TASK PROMPT:
Count how many lines of the material below have the word "kgCm" and give only the number.
-- Start of SUPPLIED DATA --
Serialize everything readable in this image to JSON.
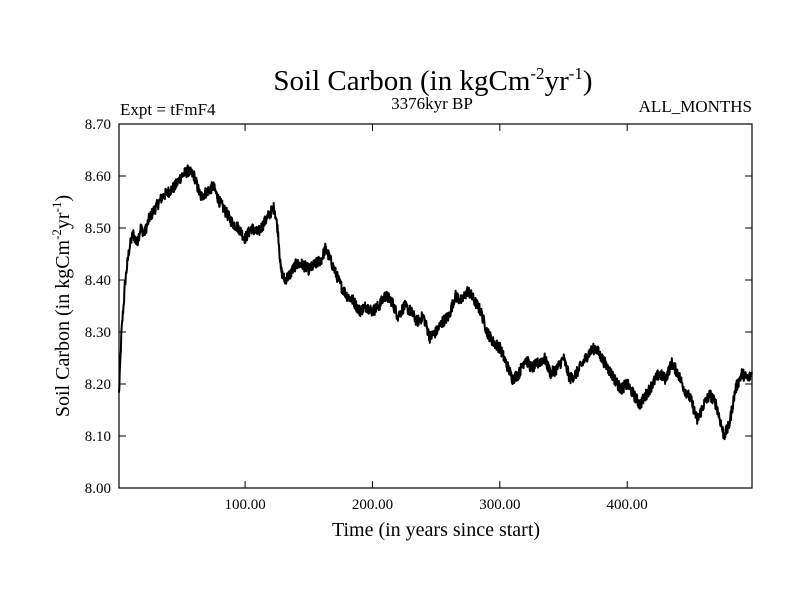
{
  "chart_data": {
    "type": "line",
    "title": "Soil Carbon (in kgCm",
    "title_sup1": "-2",
    "title_mid": "yr",
    "title_sup2": "-1",
    "title_end": ")",
    "subtitle_left": "Expt = tFmF4",
    "subtitle_center": "3376kyr BP",
    "subtitle_right": "ALL_MONTHS",
    "xlabel": "Time (in years since start)",
    "ylabel_main": "Soil Carbon (in kgCm",
    "ylabel_sup1": "-2",
    "ylabel_mid": "yr",
    "ylabel_sup2": "-1",
    "ylabel_end": ")",
    "xlim": [
      1,
      498
    ],
    "ylim": [
      8.0,
      8.7
    ],
    "xticks": [
      100,
      200,
      300,
      400
    ],
    "xtick_labels": [
      "100.00",
      "200.00",
      "300.00",
      "400.00"
    ],
    "yticks": [
      8.0,
      8.1,
      8.2,
      8.3,
      8.4,
      8.5,
      8.6,
      8.7
    ],
    "ytick_labels": [
      "8.00",
      "8.10",
      "8.20",
      "8.30",
      "8.40",
      "8.50",
      "8.60",
      "8.70"
    ],
    "series": [
      {
        "name": "Soil Carbon",
        "color": "#000000",
        "x": [
          1,
          3,
          6,
          9,
          12,
          15,
          18,
          21,
          25,
          30,
          35,
          40,
          45,
          50,
          55,
          60,
          65,
          70,
          75,
          80,
          85,
          90,
          95,
          100,
          105,
          110,
          115,
          120,
          123,
          126,
          128,
          131,
          135,
          140,
          145,
          150,
          155,
          160,
          163,
          165,
          170,
          175,
          180,
          185,
          190,
          195,
          200,
          205,
          210,
          215,
          220,
          225,
          230,
          235,
          240,
          245,
          250,
          255,
          260,
          265,
          270,
          275,
          280,
          285,
          290,
          295,
          300,
          305,
          310,
          315,
          320,
          325,
          330,
          335,
          340,
          345,
          350,
          355,
          360,
          365,
          370,
          375,
          380,
          385,
          390,
          395,
          400,
          405,
          410,
          415,
          420,
          425,
          430,
          435,
          440,
          445,
          450,
          455,
          460,
          465,
          470,
          473,
          476,
          480,
          485,
          490,
          495,
          498
        ],
        "y": [
          8.18,
          8.3,
          8.4,
          8.46,
          8.49,
          8.47,
          8.5,
          8.49,
          8.52,
          8.54,
          8.56,
          8.57,
          8.58,
          8.6,
          8.61,
          8.6,
          8.56,
          8.57,
          8.58,
          8.55,
          8.53,
          8.51,
          8.5,
          8.48,
          8.5,
          8.49,
          8.51,
          8.53,
          8.54,
          8.49,
          8.42,
          8.4,
          8.41,
          8.43,
          8.43,
          8.42,
          8.43,
          8.44,
          8.46,
          8.45,
          8.42,
          8.39,
          8.37,
          8.36,
          8.34,
          8.35,
          8.34,
          8.35,
          8.37,
          8.36,
          8.33,
          8.35,
          8.34,
          8.32,
          8.33,
          8.29,
          8.3,
          8.32,
          8.33,
          8.37,
          8.36,
          8.38,
          8.36,
          8.34,
          8.3,
          8.28,
          8.27,
          8.24,
          8.21,
          8.22,
          8.25,
          8.23,
          8.24,
          8.25,
          8.22,
          8.23,
          8.25,
          8.21,
          8.22,
          8.24,
          8.26,
          8.27,
          8.25,
          8.23,
          8.21,
          8.19,
          8.2,
          8.18,
          8.16,
          8.18,
          8.2,
          8.22,
          8.21,
          8.24,
          8.22,
          8.19,
          8.17,
          8.13,
          8.16,
          8.18,
          8.16,
          8.13,
          8.1,
          8.12,
          8.19,
          8.22,
          8.21,
          8.22
        ]
      }
    ]
  }
}
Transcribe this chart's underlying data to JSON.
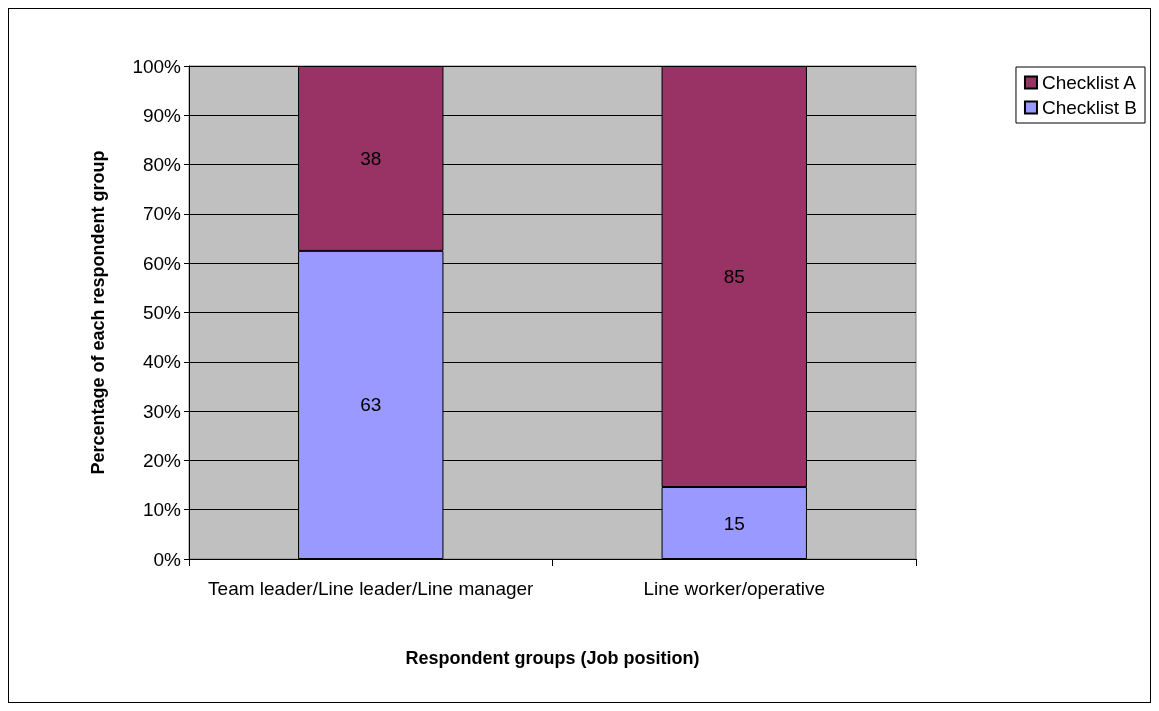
{
  "chart_data": {
    "type": "bar",
    "stacked": true,
    "xlabel": "Respondent groups (Job position)",
    "ylabel": "Percentage of each respondent group",
    "categories": [
      "Team leader/Line leader/Line manager",
      "Line worker/operative"
    ],
    "series": [
      {
        "name": "Checklist B",
        "color": "#9999ff",
        "values": [
          62.5,
          14.6
        ],
        "value_labels": [
          "63",
          "15"
        ]
      },
      {
        "name": "Checklist A",
        "color": "#993366",
        "values": [
          37.5,
          85.4
        ],
        "value_labels": [
          "38",
          "85"
        ]
      }
    ],
    "ylim": [
      0,
      100
    ],
    "yticks": [
      {
        "value": 0,
        "label": "0%"
      },
      {
        "value": 10,
        "label": "10%"
      },
      {
        "value": 20,
        "label": "20%"
      },
      {
        "value": 30,
        "label": "30%"
      },
      {
        "value": 40,
        "label": "40%"
      },
      {
        "value": 50,
        "label": "50%"
      },
      {
        "value": 60,
        "label": "60%"
      },
      {
        "value": 70,
        "label": "70%"
      },
      {
        "value": 80,
        "label": "80%"
      },
      {
        "value": 90,
        "label": "90%"
      },
      {
        "value": 100,
        "label": "100%"
      }
    ],
    "grid": "y",
    "legend": "top right"
  }
}
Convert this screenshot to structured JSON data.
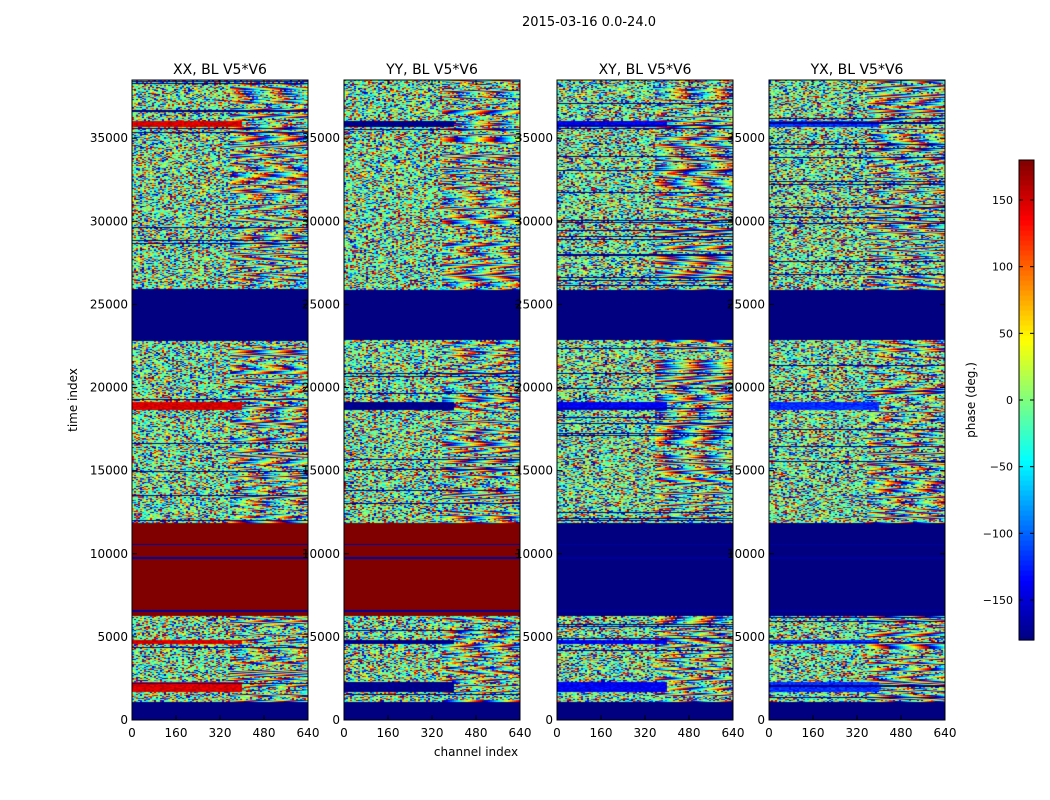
{
  "chart_data": {
    "type": "heatmap",
    "title": "2015-03-16 0.0-24.0",
    "xlabel": "channel index",
    "ylabel": "time index",
    "xlim": [
      0,
      640
    ],
    "ylim": [
      0,
      38500
    ],
    "x_ticks": [
      0,
      160,
      320,
      480,
      640
    ],
    "y_ticks": [
      0,
      5000,
      10000,
      15000,
      20000,
      25000,
      30000,
      35000
    ],
    "panels": [
      {
        "title": "XX, BL V5*V6",
        "zero_band_phase": 180,
        "stripe_phase": 150
      },
      {
        "title": "YY, BL V5*V6",
        "zero_band_phase": 180,
        "stripe_phase": -180
      },
      {
        "title": "XY, BL V5*V6",
        "zero_band_phase": -180,
        "stripe_phase": -140
      },
      {
        "title": "YX, BL V5*V6",
        "zero_band_phase": -180,
        "stripe_phase": -120
      }
    ],
    "bands": [
      {
        "t_start": 0,
        "t_end": 1100,
        "description": "no data"
      },
      {
        "t_start": 6300,
        "t_end": 11900,
        "description": "constant phase"
      },
      {
        "t_start": 22900,
        "t_end": 25900,
        "description": "no data"
      }
    ],
    "colorbar": {
      "label": "phase (deg.)",
      "vmin": -180,
      "vmax": 180,
      "ticks": [
        -150,
        -100,
        -50,
        0,
        50,
        100,
        150
      ],
      "colormap": "jet"
    }
  }
}
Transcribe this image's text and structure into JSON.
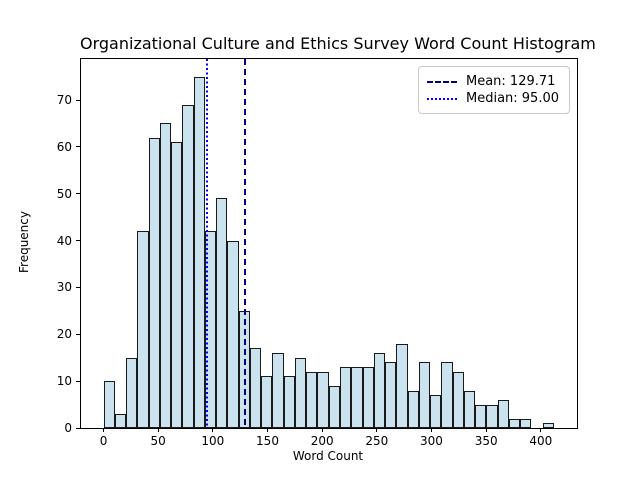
{
  "chart_data": {
    "type": "histogram",
    "title": "Organizational Culture and Ethics Survey Word Count Histogram",
    "xlabel": "Word Count",
    "ylabel": "Frequency",
    "bins": {
      "start": 0,
      "width": 10.3,
      "frequencies": [
        10,
        3,
        15,
        42,
        62,
        65,
        61,
        69,
        75,
        42,
        49,
        40,
        25,
        17,
        11,
        16,
        11,
        15,
        12,
        12,
        9,
        13,
        13,
        13,
        16,
        14,
        18,
        8,
        14,
        7,
        14,
        12,
        8,
        5,
        5,
        6,
        2,
        2,
        0,
        1
      ]
    },
    "xticks": [
      0,
      50,
      100,
      150,
      200,
      250,
      300,
      350,
      400
    ],
    "yticks": [
      0,
      10,
      20,
      30,
      40,
      50,
      60,
      70
    ],
    "xlim": [
      -20.6,
      433.1
    ],
    "ylim": [
      0,
      78.75
    ],
    "grid": false,
    "bar_fill_color": "#cbe3ee",
    "bar_edge_color": "#1a1a1a",
    "mean_line": {
      "value": 129.71,
      "color": "#000080",
      "style": "dashed",
      "legend_label": "Mean: 129.71"
    },
    "median_line": {
      "value": 95.0,
      "color": "#0000ff",
      "style": "dotted",
      "legend_label": "Median: 95.00"
    },
    "legend_position": "upper right"
  }
}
-- End of SUPPLIED DATA --
FINISHED TASK:
2